### Instruction
Show every line of the records below that contains the word "this".

Data entries
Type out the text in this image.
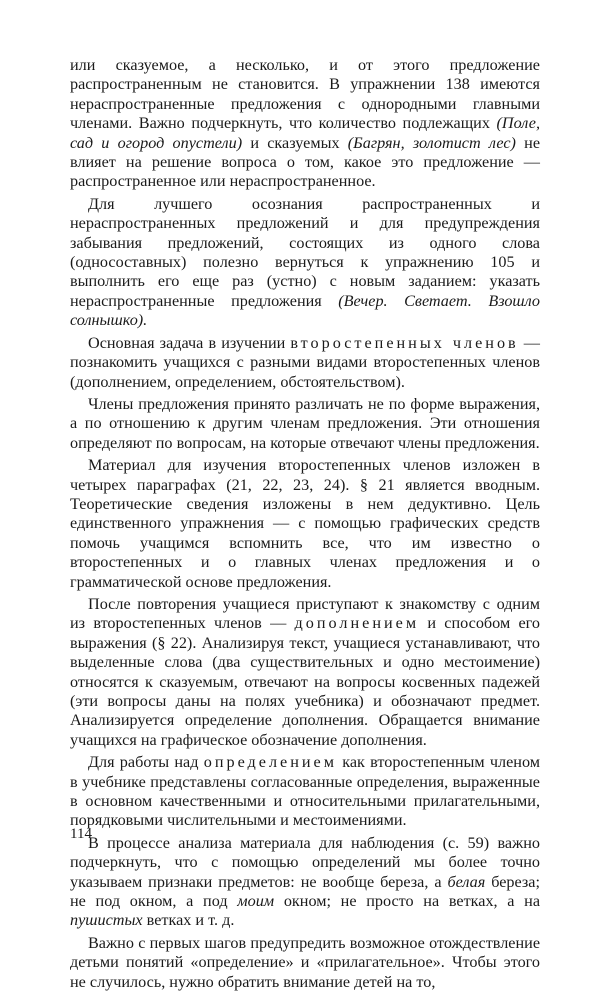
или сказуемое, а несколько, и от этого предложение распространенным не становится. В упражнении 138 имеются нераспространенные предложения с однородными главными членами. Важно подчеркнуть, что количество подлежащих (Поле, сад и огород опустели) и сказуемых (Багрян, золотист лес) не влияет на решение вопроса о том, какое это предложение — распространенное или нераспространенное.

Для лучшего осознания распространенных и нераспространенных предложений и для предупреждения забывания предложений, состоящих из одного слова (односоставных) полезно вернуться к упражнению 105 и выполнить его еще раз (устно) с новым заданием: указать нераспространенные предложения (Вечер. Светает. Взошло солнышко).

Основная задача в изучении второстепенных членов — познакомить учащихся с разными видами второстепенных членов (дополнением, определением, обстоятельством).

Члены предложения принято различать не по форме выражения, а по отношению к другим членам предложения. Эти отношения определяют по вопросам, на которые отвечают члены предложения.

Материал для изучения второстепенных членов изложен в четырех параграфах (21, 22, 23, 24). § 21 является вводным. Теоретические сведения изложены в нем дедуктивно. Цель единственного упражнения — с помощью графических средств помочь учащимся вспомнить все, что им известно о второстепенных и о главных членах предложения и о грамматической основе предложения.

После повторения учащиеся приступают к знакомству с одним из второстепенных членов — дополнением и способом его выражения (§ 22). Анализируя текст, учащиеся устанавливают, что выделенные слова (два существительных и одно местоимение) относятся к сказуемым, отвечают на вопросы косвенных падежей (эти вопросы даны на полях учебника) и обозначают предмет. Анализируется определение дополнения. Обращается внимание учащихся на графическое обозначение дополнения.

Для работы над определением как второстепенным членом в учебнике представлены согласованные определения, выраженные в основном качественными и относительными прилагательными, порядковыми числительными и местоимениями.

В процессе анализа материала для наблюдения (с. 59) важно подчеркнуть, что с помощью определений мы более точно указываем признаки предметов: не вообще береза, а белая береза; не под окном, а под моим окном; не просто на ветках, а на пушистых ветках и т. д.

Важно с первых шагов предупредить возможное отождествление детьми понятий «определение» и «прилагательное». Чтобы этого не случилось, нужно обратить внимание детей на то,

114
==
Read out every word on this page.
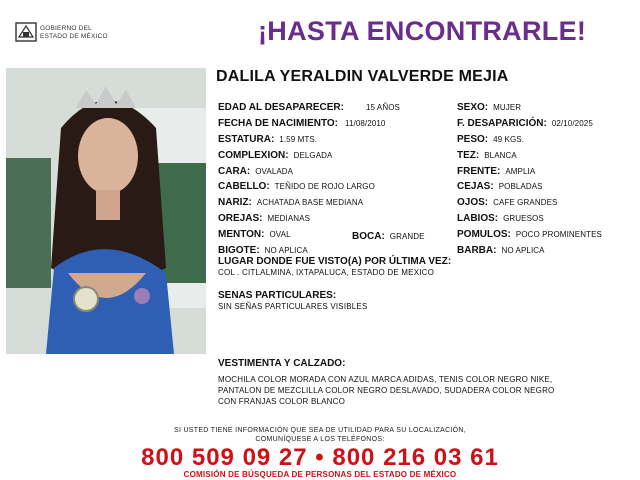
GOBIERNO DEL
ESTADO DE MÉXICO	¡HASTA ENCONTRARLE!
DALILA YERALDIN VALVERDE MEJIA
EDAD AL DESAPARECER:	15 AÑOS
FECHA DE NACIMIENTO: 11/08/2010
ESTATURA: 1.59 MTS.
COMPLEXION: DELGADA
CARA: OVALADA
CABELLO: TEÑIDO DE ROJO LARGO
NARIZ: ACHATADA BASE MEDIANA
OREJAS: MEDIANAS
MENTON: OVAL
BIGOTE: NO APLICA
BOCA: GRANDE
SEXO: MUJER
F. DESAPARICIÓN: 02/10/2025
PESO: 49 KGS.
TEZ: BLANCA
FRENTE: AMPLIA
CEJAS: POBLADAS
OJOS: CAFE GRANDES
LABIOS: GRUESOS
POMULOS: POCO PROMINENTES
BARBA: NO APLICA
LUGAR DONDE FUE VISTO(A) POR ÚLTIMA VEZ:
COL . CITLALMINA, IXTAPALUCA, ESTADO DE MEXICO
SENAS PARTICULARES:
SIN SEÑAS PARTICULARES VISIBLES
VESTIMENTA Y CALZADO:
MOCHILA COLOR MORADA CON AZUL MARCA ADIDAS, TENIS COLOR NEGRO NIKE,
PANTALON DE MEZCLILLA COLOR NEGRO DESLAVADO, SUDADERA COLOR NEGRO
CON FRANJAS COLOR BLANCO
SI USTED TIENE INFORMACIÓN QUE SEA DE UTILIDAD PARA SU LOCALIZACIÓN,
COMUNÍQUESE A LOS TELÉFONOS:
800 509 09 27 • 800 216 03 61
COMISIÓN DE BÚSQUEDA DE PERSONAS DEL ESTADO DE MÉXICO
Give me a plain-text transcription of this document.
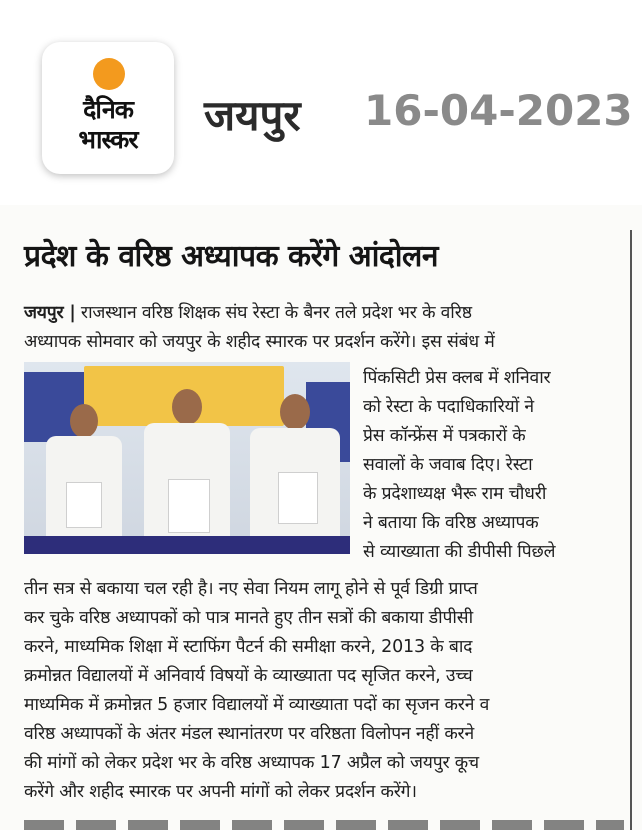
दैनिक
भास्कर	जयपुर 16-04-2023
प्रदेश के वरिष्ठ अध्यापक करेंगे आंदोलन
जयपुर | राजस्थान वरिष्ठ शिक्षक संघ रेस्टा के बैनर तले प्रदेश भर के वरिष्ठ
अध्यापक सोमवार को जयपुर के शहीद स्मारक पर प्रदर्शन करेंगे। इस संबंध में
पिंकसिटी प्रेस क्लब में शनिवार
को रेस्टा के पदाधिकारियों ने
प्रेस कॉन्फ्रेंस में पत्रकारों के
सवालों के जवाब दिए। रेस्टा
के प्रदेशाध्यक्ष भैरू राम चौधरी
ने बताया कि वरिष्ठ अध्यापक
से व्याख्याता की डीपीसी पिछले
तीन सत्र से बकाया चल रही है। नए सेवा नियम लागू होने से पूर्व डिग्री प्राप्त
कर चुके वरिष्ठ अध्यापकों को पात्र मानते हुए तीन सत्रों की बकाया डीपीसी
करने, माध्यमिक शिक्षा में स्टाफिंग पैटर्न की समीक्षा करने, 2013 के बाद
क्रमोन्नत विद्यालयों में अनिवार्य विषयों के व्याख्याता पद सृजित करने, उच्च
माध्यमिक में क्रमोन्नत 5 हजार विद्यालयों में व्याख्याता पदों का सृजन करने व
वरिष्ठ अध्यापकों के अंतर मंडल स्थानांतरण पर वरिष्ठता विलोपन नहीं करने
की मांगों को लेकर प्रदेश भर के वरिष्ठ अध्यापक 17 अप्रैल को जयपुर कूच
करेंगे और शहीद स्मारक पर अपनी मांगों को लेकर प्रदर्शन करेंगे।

### Final result
Type out the text in this image.
Read out every word on this page.
Give me a plain-text transcription of this document.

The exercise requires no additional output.